>> begin Given entries

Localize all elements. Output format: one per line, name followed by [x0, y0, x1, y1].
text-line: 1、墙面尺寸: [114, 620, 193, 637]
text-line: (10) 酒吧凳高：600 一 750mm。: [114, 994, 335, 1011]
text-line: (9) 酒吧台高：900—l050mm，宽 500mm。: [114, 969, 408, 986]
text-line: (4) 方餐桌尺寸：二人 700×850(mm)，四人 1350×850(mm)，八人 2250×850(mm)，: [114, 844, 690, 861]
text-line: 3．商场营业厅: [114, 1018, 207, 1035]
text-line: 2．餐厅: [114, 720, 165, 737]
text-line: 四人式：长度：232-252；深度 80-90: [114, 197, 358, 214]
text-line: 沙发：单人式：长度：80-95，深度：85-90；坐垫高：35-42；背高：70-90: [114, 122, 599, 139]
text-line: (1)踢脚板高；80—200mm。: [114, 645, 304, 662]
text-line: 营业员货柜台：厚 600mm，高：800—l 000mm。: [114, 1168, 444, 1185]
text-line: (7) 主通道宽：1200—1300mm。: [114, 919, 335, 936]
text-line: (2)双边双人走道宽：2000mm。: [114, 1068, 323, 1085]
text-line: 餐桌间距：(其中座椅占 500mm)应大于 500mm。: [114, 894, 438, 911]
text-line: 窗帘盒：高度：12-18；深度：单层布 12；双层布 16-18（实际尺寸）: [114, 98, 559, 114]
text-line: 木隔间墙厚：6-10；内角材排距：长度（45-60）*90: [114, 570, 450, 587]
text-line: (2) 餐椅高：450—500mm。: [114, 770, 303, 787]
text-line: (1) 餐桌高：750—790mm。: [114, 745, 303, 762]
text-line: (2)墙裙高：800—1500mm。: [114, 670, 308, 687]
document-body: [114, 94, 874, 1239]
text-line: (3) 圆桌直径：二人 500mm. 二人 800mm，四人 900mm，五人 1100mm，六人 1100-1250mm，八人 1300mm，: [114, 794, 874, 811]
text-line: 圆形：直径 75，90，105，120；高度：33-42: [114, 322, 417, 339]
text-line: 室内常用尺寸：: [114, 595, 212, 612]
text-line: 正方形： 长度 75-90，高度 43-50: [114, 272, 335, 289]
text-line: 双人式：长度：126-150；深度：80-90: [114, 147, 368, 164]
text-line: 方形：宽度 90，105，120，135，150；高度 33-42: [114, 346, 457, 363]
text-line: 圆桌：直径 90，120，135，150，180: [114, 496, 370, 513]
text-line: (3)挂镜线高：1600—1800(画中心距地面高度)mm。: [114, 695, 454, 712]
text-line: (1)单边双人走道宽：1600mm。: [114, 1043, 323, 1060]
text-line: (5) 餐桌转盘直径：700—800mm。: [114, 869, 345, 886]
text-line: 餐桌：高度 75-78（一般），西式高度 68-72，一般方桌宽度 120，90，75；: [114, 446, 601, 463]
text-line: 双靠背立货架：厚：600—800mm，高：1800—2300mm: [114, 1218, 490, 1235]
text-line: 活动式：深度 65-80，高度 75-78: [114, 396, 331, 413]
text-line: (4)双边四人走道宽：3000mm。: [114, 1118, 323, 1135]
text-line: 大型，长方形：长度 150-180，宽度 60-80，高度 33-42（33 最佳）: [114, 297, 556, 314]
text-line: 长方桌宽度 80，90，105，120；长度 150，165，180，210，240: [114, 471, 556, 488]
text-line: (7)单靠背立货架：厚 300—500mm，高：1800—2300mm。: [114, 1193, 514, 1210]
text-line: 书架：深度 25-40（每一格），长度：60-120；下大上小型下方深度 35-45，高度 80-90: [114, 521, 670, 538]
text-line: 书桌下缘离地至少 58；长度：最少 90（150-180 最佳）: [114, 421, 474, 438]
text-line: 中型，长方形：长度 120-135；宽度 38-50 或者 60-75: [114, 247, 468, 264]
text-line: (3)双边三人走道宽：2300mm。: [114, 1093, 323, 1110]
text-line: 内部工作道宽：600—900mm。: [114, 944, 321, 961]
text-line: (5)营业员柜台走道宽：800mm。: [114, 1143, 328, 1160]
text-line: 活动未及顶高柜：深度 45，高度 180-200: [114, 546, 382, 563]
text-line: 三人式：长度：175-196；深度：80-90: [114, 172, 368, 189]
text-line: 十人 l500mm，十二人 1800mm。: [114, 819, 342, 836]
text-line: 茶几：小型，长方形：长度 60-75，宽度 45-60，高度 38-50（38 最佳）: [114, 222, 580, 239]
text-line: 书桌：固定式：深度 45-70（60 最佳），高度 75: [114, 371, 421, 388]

>> end Given entries

[What you are asked to do]
Change every "text-line" in the rows above to "line" and leave everything else the same.

[Task solution]
Localize all elements. Output format: one per line, name followed by [x0, y0, x1, y1].
line: 1、墙面尺寸: [114, 620, 193, 637]
line: (10) 酒吧凳高：600 一 750mm。: [114, 994, 335, 1011]
line: (9) 酒吧台高：900—l050mm，宽 500mm。: [114, 969, 408, 986]
line: (4) 方餐桌尺寸：二人 700×850(mm)，四人 1350×850(mm)，八人 2250×850(mm)，: [114, 844, 690, 861]
line: 3．商场营业厅: [114, 1018, 207, 1035]
line: 2．餐厅: [114, 720, 165, 737]
line: 四人式：长度：232-252；深度 80-90: [114, 197, 358, 214]
line: 沙发：单人式：长度：80-95，深度：85-90；坐垫高：35-42；背高：70-90: [114, 122, 599, 139]
line: (1)踢脚板高；80—200mm。: [114, 645, 304, 662]
line: 营业员货柜台：厚 600mm，高：800—l 000mm。: [114, 1168, 444, 1185]
line: (7) 主通道宽：1200—1300mm。: [114, 919, 335, 936]
line: (2)双边双人走道宽：2000mm。: [114, 1068, 323, 1085]
line: 餐桌间距：(其中座椅占 500mm)应大于 500mm。: [114, 894, 438, 911]
line: 窗帘盒：高度：12-18；深度：单层布 12；双层布 16-18（实际尺寸）: [114, 98, 559, 114]
line: 木隔间墙厚：6-10；内角材排距：长度（45-60）*90: [114, 570, 450, 587]
line: (2) 餐椅高：450—500mm。: [114, 770, 303, 787]
line: (1) 餐桌高：750—790mm。: [114, 745, 303, 762]
line: (2)墙裙高：800—1500mm。: [114, 670, 308, 687]
document-body: [114, 94, 874, 1239]
line: (3) 圆桌直径：二人 500mm. 二人 800mm，四人 900mm，五人 1100mm，六人 1100-1250mm，八人 1300mm，: [114, 794, 874, 811]
line: 圆形：直径 75，90，105，120；高度：33-42: [114, 322, 417, 339]
line: 室内常用尺寸：: [114, 595, 212, 612]
line: 正方形： 长度 75-90，高度 43-50: [114, 272, 335, 289]
line: 双人式：长度：126-150；深度：80-90: [114, 147, 368, 164]
line: 方形：宽度 90，105，120，135，150；高度 33-42: [114, 346, 457, 363]
line: 圆桌：直径 90，120，135，150，180: [114, 496, 370, 513]
line: (3)挂镜线高：1600—1800(画中心距地面高度)mm。: [114, 695, 454, 712]
line: (1)单边双人走道宽：1600mm。: [114, 1043, 323, 1060]
line: (5) 餐桌转盘直径：700—800mm。: [114, 869, 345, 886]
line: 餐桌：高度 75-78（一般），西式高度 68-72，一般方桌宽度 120，90，75；: [114, 446, 601, 463]
line: 双靠背立货架：厚：600—800mm，高：1800—2300mm: [114, 1218, 490, 1235]
line: 活动式：深度 65-80，高度 75-78: [114, 396, 331, 413]
line: (4)双边四人走道宽：3000mm。: [114, 1118, 323, 1135]
line: 大型，长方形：长度 150-180，宽度 60-80，高度 33-42（33 最佳）: [114, 297, 556, 314]
line: 长方桌宽度 80，90，105，120；长度 150，165，180，210，240: [114, 471, 556, 488]
line: (7)单靠背立货架：厚 300—500mm，高：1800—2300mm。: [114, 1193, 514, 1210]
line: 书架：深度 25-40（每一格），长度：60-120；下大上小型下方深度 35-45，高度 80-90: [114, 521, 670, 538]
line: 书桌下缘离地至少 58；长度：最少 90（150-180 最佳）: [114, 421, 474, 438]
line: 中型，长方形：长度 120-135；宽度 38-50 或者 60-75: [114, 247, 468, 264]
line: (3)双边三人走道宽：2300mm。: [114, 1093, 323, 1110]
line: 内部工作道宽：600—900mm。: [114, 944, 321, 961]
line: (5)营业员柜台走道宽：800mm。: [114, 1143, 328, 1160]
line: 活动未及顶高柜：深度 45，高度 180-200: [114, 546, 382, 563]
line: 三人式：长度：175-196；深度：80-90: [114, 172, 368, 189]
line: 十人 l500mm，十二人 1800mm。: [114, 819, 342, 836]
line: 茶几：小型，长方形：长度 60-75，宽度 45-60，高度 38-50（38 最佳）: [114, 222, 580, 239]
line: 书桌：固定式：深度 45-70（60 最佳），高度 75: [114, 371, 421, 388]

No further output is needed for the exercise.